(Input for this task):

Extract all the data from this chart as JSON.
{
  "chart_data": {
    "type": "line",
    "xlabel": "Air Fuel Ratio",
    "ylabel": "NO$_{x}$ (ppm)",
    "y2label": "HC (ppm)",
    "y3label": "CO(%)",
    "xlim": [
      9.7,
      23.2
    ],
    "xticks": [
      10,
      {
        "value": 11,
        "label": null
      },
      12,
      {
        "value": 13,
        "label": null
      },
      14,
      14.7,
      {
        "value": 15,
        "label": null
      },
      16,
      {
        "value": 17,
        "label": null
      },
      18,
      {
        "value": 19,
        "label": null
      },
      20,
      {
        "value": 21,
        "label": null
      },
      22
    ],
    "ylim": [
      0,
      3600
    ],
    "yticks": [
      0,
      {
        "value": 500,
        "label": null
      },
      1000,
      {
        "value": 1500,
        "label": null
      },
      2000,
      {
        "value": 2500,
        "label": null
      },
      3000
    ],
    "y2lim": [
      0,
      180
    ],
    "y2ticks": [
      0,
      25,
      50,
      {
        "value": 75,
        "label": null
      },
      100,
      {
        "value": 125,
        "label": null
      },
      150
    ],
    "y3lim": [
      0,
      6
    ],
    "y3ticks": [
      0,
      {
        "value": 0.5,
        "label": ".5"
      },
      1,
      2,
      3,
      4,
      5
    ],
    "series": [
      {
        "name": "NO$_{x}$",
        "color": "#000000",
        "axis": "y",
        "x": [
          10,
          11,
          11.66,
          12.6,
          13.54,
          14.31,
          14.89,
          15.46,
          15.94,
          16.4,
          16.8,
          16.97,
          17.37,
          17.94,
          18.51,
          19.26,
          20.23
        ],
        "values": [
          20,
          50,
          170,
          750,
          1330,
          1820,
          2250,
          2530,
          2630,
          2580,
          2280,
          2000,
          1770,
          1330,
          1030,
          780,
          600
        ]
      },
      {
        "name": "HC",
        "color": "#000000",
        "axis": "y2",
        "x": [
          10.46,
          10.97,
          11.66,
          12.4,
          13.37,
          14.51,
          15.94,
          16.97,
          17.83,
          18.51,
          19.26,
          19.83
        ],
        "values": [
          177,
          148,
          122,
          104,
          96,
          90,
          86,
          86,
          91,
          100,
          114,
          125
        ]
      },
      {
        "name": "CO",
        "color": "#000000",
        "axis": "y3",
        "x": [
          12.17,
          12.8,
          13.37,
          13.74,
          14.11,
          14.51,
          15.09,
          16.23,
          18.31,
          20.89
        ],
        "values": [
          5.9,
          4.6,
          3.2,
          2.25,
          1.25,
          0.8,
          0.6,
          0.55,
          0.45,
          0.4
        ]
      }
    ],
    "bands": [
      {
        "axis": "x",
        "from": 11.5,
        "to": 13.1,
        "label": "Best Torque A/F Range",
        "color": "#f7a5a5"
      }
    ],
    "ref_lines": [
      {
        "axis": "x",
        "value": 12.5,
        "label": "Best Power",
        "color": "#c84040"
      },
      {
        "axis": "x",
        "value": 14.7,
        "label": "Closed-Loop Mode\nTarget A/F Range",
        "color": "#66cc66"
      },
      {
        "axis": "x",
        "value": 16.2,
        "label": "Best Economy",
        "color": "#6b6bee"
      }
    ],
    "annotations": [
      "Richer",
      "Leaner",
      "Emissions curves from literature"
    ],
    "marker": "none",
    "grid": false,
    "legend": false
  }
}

(Task goal): Return all of the data exactly as it reads.

(Solution for this problem):
Extract all the data from this chart as JSON.
{
  "chart_data": {
    "type": "line",
    "xlabel": "Air Fuel Ratio",
    "ylabel": "NO$_{x}$ (ppm)",
    "y2label": "HC (ppm)",
    "y3label": "CO(%)",
    "xlim": [
      9.7,
      23.2
    ],
    "xticks": [
      10,
      {
        "value": 11,
        "label": null
      },
      12,
      {
        "value": 13,
        "label": null
      },
      14,
      14.7,
      {
        "value": 15,
        "label": null
      },
      16,
      {
        "value": 17,
        "label": null
      },
      18,
      {
        "value": 19,
        "label": null
      },
      20,
      {
        "value": 21,
        "label": null
      },
      22
    ],
    "ylim": [
      0,
      3600
    ],
    "yticks": [
      0,
      {
        "value": 500,
        "label": null
      },
      1000,
      {
        "value": 1500,
        "label": null
      },
      2000,
      {
        "value": 2500,
        "label": null
      },
      3000
    ],
    "y2lim": [
      0,
      180
    ],
    "y2ticks": [
      0,
      25,
      50,
      {
        "value": 75,
        "label": null
      },
      100,
      {
        "value": 125,
        "label": null
      },
      150
    ],
    "y3lim": [
      0,
      6
    ],
    "y3ticks": [
      0,
      {
        "value": 0.5,
        "label": ".5"
      },
      1,
      2,
      3,
      4,
      5
    ],
    "series": [
      {
        "name": "NO$_{x}$",
        "color": "#000000",
        "axis": "y",
        "x": [
          10,
          11,
          11.66,
          12.6,
          13.54,
          14.31,
          14.89,
          15.46,
          15.94,
          16.4,
          16.8,
          16.97,
          17.37,
          17.94,
          18.51,
          19.26,
          20.23
        ],
        "values": [
          20,
          50,
          170,
          750,
          1330,
          1820,
          2250,
          2530,
          2630,
          2580,
          2280,
          2000,
          1770,
          1330,
          1030,
          780,
          600
        ]
      },
      {
        "name": "HC",
        "color": "#000000",
        "axis": "y2",
        "x": [
          10.46,
          10.97,
          11.66,
          12.4,
          13.37,
          14.51,
          15.94,
          16.97,
          17.83,
          18.51,
          19.26,
          19.83
        ],
        "values": [
          177,
          148,
          122,
          104,
          96,
          90,
          86,
          86,
          91,
          100,
          114,
          125
        ]
      },
      {
        "name": "CO",
        "color": "#000000",
        "axis": "y3",
        "x": [
          12.17,
          12.8,
          13.37,
          13.74,
          14.11,
          14.51,
          15.09,
          16.23,
          18.31,
          20.89
        ],
        "values": [
          5.9,
          4.6,
          3.2,
          2.25,
          1.25,
          0.8,
          0.6,
          0.55,
          0.45,
          0.4
        ]
      }
    ],
    "bands": [
      {
        "axis": "x",
        "from": 11.5,
        "to": 13.1,
        "label": "Best Torque A/F Range",
        "color": "#f7a5a5"
      }
    ],
    "ref_lines": [
      {
        "axis": "x",
        "value": 12.5,
        "label": "Best Power",
        "color": "#c84040"
      },
      {
        "axis": "x",
        "value": 14.7,
        "label": "Closed-Loop Mode\nTarget A/F Range",
        "color": "#66cc66"
      },
      {
        "axis": "x",
        "value": 16.2,
        "label": "Best Economy",
        "color": "#6b6bee"
      }
    ],
    "annotations": [
      "Richer",
      "Leaner",
      "Emissions curves from literature"
    ],
    "marker": "none",
    "grid": false,
    "legend": false
  }
}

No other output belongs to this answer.